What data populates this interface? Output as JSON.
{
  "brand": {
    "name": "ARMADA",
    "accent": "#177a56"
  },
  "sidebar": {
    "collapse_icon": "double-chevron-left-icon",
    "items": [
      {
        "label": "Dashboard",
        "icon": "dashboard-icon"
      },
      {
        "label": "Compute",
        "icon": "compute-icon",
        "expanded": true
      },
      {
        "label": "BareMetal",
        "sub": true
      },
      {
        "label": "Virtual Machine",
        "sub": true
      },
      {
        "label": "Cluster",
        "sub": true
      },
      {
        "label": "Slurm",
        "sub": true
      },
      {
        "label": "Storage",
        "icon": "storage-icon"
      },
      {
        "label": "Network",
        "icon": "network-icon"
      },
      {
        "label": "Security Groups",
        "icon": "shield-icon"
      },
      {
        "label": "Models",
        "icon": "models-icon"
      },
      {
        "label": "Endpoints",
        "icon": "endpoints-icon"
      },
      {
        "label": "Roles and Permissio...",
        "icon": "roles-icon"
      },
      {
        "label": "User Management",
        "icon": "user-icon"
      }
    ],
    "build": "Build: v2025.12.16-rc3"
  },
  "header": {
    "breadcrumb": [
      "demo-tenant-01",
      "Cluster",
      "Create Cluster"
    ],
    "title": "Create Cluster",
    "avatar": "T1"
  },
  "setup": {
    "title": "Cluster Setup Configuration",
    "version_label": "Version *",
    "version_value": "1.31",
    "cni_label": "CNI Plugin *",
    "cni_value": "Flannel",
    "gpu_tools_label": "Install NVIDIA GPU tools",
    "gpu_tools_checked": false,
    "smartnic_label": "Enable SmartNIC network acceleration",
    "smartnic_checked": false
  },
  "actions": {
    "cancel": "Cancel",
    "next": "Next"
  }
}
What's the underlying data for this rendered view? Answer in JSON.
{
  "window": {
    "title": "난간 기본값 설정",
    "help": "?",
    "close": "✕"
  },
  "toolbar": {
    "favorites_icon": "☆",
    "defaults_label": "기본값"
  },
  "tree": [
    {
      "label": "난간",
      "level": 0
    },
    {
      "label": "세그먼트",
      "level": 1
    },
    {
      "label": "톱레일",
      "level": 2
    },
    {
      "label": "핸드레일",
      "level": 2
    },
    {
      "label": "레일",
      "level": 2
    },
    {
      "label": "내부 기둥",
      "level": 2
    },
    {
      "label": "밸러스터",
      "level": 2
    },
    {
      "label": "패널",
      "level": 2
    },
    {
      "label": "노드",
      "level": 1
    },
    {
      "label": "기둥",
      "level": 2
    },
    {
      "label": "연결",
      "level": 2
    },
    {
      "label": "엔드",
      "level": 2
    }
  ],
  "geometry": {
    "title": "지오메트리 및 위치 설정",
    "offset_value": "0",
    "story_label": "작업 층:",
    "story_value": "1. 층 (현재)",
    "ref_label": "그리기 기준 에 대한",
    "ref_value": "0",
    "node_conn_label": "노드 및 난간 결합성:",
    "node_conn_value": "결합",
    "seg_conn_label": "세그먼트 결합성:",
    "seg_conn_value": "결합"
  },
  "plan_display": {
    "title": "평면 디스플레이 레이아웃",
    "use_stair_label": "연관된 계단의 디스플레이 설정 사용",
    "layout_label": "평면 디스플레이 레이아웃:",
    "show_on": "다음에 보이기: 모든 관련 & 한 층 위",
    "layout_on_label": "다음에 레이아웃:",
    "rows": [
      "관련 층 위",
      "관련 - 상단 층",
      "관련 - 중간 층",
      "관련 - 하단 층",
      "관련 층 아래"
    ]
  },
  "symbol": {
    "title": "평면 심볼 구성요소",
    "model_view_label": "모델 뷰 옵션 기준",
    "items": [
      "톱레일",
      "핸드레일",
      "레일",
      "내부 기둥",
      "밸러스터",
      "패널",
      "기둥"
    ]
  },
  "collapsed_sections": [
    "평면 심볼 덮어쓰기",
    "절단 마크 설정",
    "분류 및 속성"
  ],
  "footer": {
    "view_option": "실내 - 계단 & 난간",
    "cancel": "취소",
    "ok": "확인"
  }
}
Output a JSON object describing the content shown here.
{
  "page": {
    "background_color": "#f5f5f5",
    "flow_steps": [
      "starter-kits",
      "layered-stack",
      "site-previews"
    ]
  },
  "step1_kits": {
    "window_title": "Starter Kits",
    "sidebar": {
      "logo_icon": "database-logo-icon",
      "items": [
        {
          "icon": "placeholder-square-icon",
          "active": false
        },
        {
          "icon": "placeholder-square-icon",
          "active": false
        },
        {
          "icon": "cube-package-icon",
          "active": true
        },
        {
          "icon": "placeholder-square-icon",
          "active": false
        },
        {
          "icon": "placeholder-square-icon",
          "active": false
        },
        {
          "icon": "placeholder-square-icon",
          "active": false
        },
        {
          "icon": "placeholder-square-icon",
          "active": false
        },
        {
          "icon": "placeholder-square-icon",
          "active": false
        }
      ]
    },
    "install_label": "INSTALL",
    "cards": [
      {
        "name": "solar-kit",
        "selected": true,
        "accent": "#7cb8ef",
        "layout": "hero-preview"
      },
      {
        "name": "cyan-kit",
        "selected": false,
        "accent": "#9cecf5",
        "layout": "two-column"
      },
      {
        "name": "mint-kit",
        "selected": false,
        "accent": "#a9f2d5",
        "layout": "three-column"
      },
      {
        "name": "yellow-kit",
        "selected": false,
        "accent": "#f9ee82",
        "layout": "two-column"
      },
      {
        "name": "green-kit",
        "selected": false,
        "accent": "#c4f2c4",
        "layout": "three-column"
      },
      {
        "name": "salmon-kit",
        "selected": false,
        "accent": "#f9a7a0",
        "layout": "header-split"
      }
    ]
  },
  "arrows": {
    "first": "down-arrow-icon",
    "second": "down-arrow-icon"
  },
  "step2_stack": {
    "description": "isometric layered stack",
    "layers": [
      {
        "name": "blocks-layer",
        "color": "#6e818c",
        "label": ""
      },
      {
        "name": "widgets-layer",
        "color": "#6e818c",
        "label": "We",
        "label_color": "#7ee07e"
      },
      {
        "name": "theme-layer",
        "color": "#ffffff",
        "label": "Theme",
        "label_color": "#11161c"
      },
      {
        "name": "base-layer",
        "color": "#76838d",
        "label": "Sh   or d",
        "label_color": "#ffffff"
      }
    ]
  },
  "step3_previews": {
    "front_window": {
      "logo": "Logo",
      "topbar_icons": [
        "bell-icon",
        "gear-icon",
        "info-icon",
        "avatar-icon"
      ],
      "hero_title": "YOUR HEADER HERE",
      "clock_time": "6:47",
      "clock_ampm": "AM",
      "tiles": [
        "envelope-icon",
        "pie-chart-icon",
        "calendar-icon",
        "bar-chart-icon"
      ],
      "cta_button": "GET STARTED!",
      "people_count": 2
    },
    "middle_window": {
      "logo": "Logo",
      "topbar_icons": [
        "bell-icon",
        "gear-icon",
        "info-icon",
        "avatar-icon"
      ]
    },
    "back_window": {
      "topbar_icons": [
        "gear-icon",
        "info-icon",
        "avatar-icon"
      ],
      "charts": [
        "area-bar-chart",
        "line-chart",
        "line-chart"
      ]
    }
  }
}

_____

- **TASK STATEMENT**
Copy out every line of the data above, exactly as given.

- **SOLUTION TO THIS PROBLEM**
What data populates this interface? Output as JSON.
{
  "brand": {
    "name": "ARMADA",
    "accent": "#177a56"
  },
  "sidebar": {
    "collapse_icon": "double-chevron-left-icon",
    "items": [
      {
        "label": "Dashboard",
        "icon": "dashboard-icon"
      },
      {
        "label": "Compute",
        "icon": "compute-icon",
        "expanded": true
      },
      {
        "label": "BareMetal",
        "sub": true
      },
      {
        "label": "Virtual Machine",
        "sub": true
      },
      {
        "label": "Cluster",
        "sub": true
      },
      {
        "label": "Slurm",
        "sub": true
      },
      {
        "label": "Storage",
        "icon": "storage-icon"
      },
      {
        "label": "Network",
        "icon": "network-icon"
      },
      {
        "label": "Security Groups",
        "icon": "shield-icon"
      },
      {
        "label": "Models",
        "icon": "models-icon"
      },
      {
        "label": "Endpoints",
        "icon": "endpoints-icon"
      },
      {
        "label": "Roles and Permissio...",
        "icon": "roles-icon"
      },
      {
        "label": "User Management",
        "icon": "user-icon"
      }
    ],
    "build": "Build: v2025.12.16-rc3"
  },
  "header": {
    "breadcrumb": [
      "demo-tenant-01",
      "Cluster",
      "Create Cluster"
    ],
    "title": "Create Cluster",
    "avatar": "T1"
  },
  "setup": {
    "title": "Cluster Setup Configuration",
    "version_label": "Version *",
    "version_value": "1.31",
    "cni_label": "CNI Plugin *",
    "cni_value": "Flannel",
    "gpu_tools_label": "Install NVIDIA GPU tools",
    "gpu_tools_checked": false,
    "smartnic_label": "Enable SmartNIC network acceleration",
    "smartnic_checked": false
  },
  "actions": {
    "cancel": "Cancel",
    "next": "Next"
  }
}
What's the underlying data for this rendered view? Answer in JSON.
{
  "window": {
    "title": "난간 기본값 설정",
    "help": "?",
    "close": "✕"
  },
  "toolbar": {
    "favorites_icon": "☆",
    "defaults_label": "기본값"
  },
  "tree": [
    {
      "label": "난간",
      "level": 0
    },
    {
      "label": "세그먼트",
      "level": 1
    },
    {
      "label": "톱레일",
      "level": 2
    },
    {
      "label": "핸드레일",
      "level": 2
    },
    {
      "label": "레일",
      "level": 2
    },
    {
      "label": "내부 기둥",
      "level": 2
    },
    {
      "label": "밸러스터",
      "level": 2
    },
    {
      "label": "패널",
      "level": 2
    },
    {
      "label": "노드",
      "level": 1
    },
    {
      "label": "기둥",
      "level": 2
    },
    {
      "label": "연결",
      "level": 2
    },
    {
      "label": "엔드",
      "level": 2
    }
  ],
  "geometry": {
    "title": "지오메트리 및 위치 설정",
    "offset_value": "0",
    "story_label": "작업 층:",
    "story_value": "1. 층 (현재)",
    "ref_label": "그리기 기준 에 대한",
    "ref_value": "0",
    "node_conn_label": "노드 및 난간 결합성:",
    "node_conn_value": "결합",
    "seg_conn_label": "세그먼트 결합성:",
    "seg_conn_value": "결합"
  },
  "plan_display": {
    "title": "평면 디스플레이 레이아웃",
    "use_stair_label": "연관된 계단의 디스플레이 설정 사용",
    "layout_label": "평면 디스플레이 레이아웃:",
    "show_on": "다음에 보이기: 모든 관련 & 한 층 위",
    "layout_on_label": "다음에 레이아웃:",
    "rows": [
      "관련 층 위",
      "관련 - 상단 층",
      "관련 - 중간 층",
      "관련 - 하단 층",
      "관련 층 아래"
    ]
  },
  "symbol": {
    "title": "평면 심볼 구성요소",
    "model_view_label": "모델 뷰 옵션 기준",
    "items": [
      "톱레일",
      "핸드레일",
      "레일",
      "내부 기둥",
      "밸러스터",
      "패널",
      "기둥"
    ]
  },
  "collapsed_sections": [
    "평면 심볼 덮어쓰기",
    "절단 마크 설정",
    "분류 및 속성"
  ],
  "footer": {
    "view_option": "실내 - 계단 & 난간",
    "cancel": "취소",
    "ok": "확인"
  }
}
Output a JSON object describing the content shown here.
{
  "page": {
    "background_color": "#f5f5f5",
    "flow_steps": [
      "starter-kits",
      "layered-stack",
      "site-previews"
    ]
  },
  "step1_kits": {
    "window_title": "Starter Kits",
    "sidebar": {
      "logo_icon": "database-logo-icon",
      "items": [
        {
          "icon": "placeholder-square-icon",
          "active": false
        },
        {
          "icon": "placeholder-square-icon",
          "active": false
        },
        {
          "icon": "cube-package-icon",
          "active": true
        },
        {
          "icon": "placeholder-square-icon",
          "active": false
        },
        {
          "icon": "placeholder-square-icon",
          "active": false
        },
        {
          "icon": "placeholder-square-icon",
          "active": false
        },
        {
          "icon": "placeholder-square-icon",
          "active": false
        },
        {
          "icon": "placeholder-square-icon",
          "active": false
        }
      ]
    },
    "install_label": "INSTALL",
    "cards": [
      {
        "name": "solar-kit",
        "selected": true,
        "accent": "#7cb8ef",
        "layout": "hero-preview"
      },
      {
        "name": "cyan-kit",
        "selected": false,
        "accent": "#9cecf5",
        "layout": "two-column"
      },
      {
        "name": "mint-kit",
        "selected": false,
        "accent": "#a9f2d5",
        "layout": "three-column"
      },
      {
        "name": "yellow-kit",
        "selected": false,
        "accent": "#f9ee82",
        "layout": "two-column"
      },
      {
        "name": "green-kit",
        "selected": false,
        "accent": "#c4f2c4",
        "layout": "three-column"
      },
      {
        "name": "salmon-kit",
        "selected": false,
        "accent": "#f9a7a0",
        "layout": "header-split"
      }
    ]
  },
  "arrows": {
    "first": "down-arrow-icon",
    "second": "down-arrow-icon"
  },
  "step2_stack": {
    "description": "isometric layered stack",
    "layers": [
      {
        "name": "blocks-layer",
        "color": "#6e818c",
        "label": ""
      },
      {
        "name": "widgets-layer",
        "color": "#6e818c",
        "label": "We",
        "label_color": "#7ee07e"
      },
      {
        "name": "theme-layer",
        "color": "#ffffff",
        "label": "Theme",
        "label_color": "#11161c"
      },
      {
        "name": "base-layer",
        "color": "#76838d",
        "label": "Sh   or d",
        "label_color": "#ffffff"
      }
    ]
  },
  "step3_previews": {
    "front_window": {
      "logo": "Logo",
      "topbar_icons": [
        "bell-icon",
        "gear-icon",
        "info-icon",
        "avatar-icon"
      ],
      "hero_title": "YOUR HEADER HERE",
      "clock_time": "6:47",
      "clock_ampm": "AM",
      "tiles": [
        "envelope-icon",
        "pie-chart-icon",
        "calendar-icon",
        "bar-chart-icon"
      ],
      "cta_button": "GET STARTED!",
      "people_count": 2
    },
    "middle_window": {
      "logo": "Logo",
      "topbar_icons": [
        "bell-icon",
        "gear-icon",
        "info-icon",
        "avatar-icon"
      ]
    },
    "back_window": {
      "topbar_icons": [
        "gear-icon",
        "info-icon",
        "avatar-icon"
      ],
      "charts": [
        "area-bar-chart",
        "line-chart",
        "line-chart"
      ]
    }
  }
}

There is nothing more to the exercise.